Stored entries:

——————————

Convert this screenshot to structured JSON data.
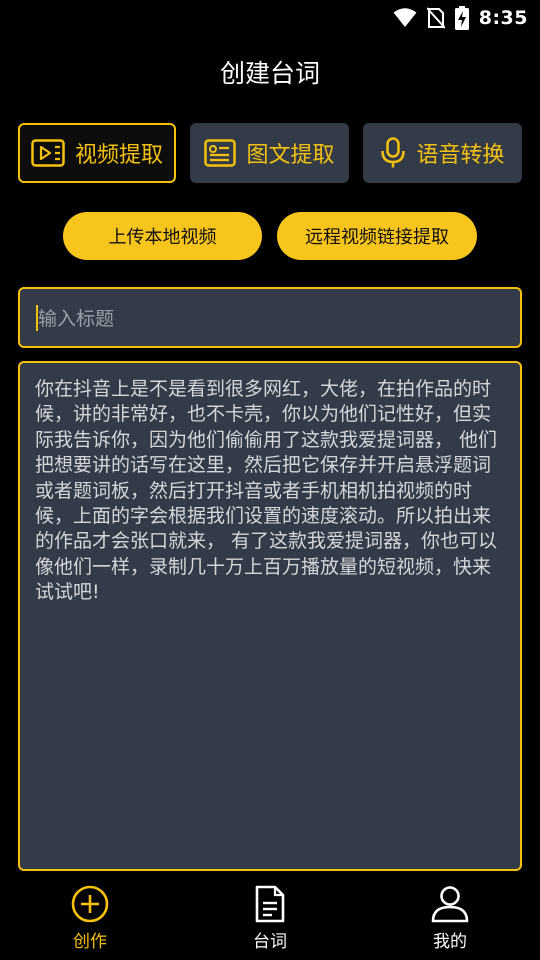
{
  "status": {
    "time": "8:35"
  },
  "header": {
    "title": "创建台词"
  },
  "tabs": [
    {
      "label": "视频提取",
      "icon": "video-play-icon",
      "active": true
    },
    {
      "label": "图文提取",
      "icon": "image-text-icon",
      "active": false
    },
    {
      "label": "语音转换",
      "icon": "microphone-icon",
      "active": false
    }
  ],
  "actions": {
    "upload_label": "上传本地视频",
    "remote_label": "远程视频链接提取"
  },
  "title_input": {
    "placeholder": "输入标题"
  },
  "content": {
    "text": "你在抖音上是不是看到很多网红，大佬，在拍作品的时候，讲的非常好，也不卡壳，你以为他们记性好，但实际我告诉你，因为他们偷偷用了这款我爱提词器， 他们把想要讲的话写在这里，然后把它保存并开启悬浮题词或者题词板，然后打开抖音或者手机相机拍视频的时候，上面的字会根据我们设置的速度滚动。所以拍出来的作品才会张口就来， 有了这款我爱提词器，你也可以像他们一样，录制几十万上百万播放量的短视频，快来试试吧!"
  },
  "bottom_nav": [
    {
      "label": "创作",
      "icon": "plus-circle-icon",
      "active": true
    },
    {
      "label": "台词",
      "icon": "document-icon",
      "active": false
    },
    {
      "label": "我的",
      "icon": "user-icon",
      "active": false
    }
  ],
  "colors": {
    "accent": "#f6c10e",
    "panel": "#333b49",
    "background": "#000000"
  }
}
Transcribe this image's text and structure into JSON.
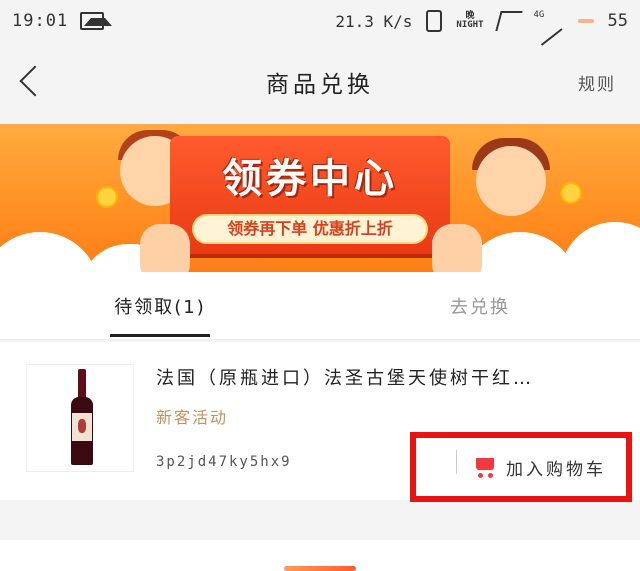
{
  "status_bar": {
    "time": "19:01",
    "speed": "21.3",
    "speed_unit": "K/s",
    "network": "4G",
    "battery": "55"
  },
  "header": {
    "title": "商品兑换",
    "rules_label": "规则"
  },
  "banner": {
    "headline": "领券中心",
    "subline": "领券再下单 优惠折上折"
  },
  "tabs": [
    {
      "label": "待领取(1)",
      "active": true
    },
    {
      "label": "去兑换",
      "active": false
    }
  ],
  "product": {
    "name": "法国（原瓶进口）法圣古堡天使树干红…",
    "tag": "新客活动",
    "code": "3p2jd47ky5hx9",
    "add_to_cart_label": "加入购物车"
  },
  "colors": {
    "accent_red": "#ee1111",
    "tag_brown": "#c8905a",
    "banner_orange": "#ff8f22"
  }
}
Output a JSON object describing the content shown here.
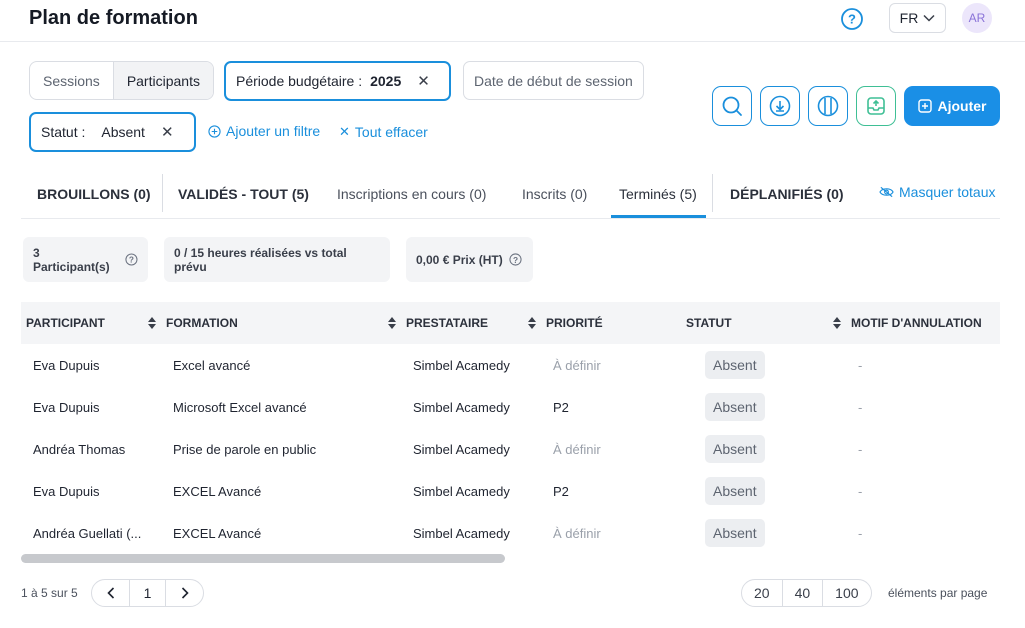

——————————

Please write out the material from the line containing "Transcribe this image's" to its final line, both inclusive, exactly as it appears; pictures are not part of the copy.

> IN RESPONSE
Transcribe this image's text and structure into JSON.
{
  "status_bar": {
    "time": "19:01",
    "speed": "21.3",
    "speed_unit": "K/s",
    "network": "4G",
    "battery": "55"
  },
  "header": {
    "title": "商品兑换",
    "rules_label": "规则"
  },
  "banner": {
    "headline": "领券中心",
    "subline": "领券再下单 优惠折上折"
  },
  "tabs": [
    {
      "label": "待领取(1)",
      "active": true
    },
    {
      "label": "去兑换",
      "active": false
    }
  ],
  "product": {
    "name": "法国（原瓶进口）法圣古堡天使树干红…",
    "tag": "新客活动",
    "code": "3p2jd47ky5hx9",
    "add_to_cart_label": "加入购物车"
  },
  "colors": {
    "accent_red": "#ee1111",
    "tag_brown": "#c8905a",
    "banner_orange": "#ff8f22"
  }
}
Output a JSON object describing the content shown here.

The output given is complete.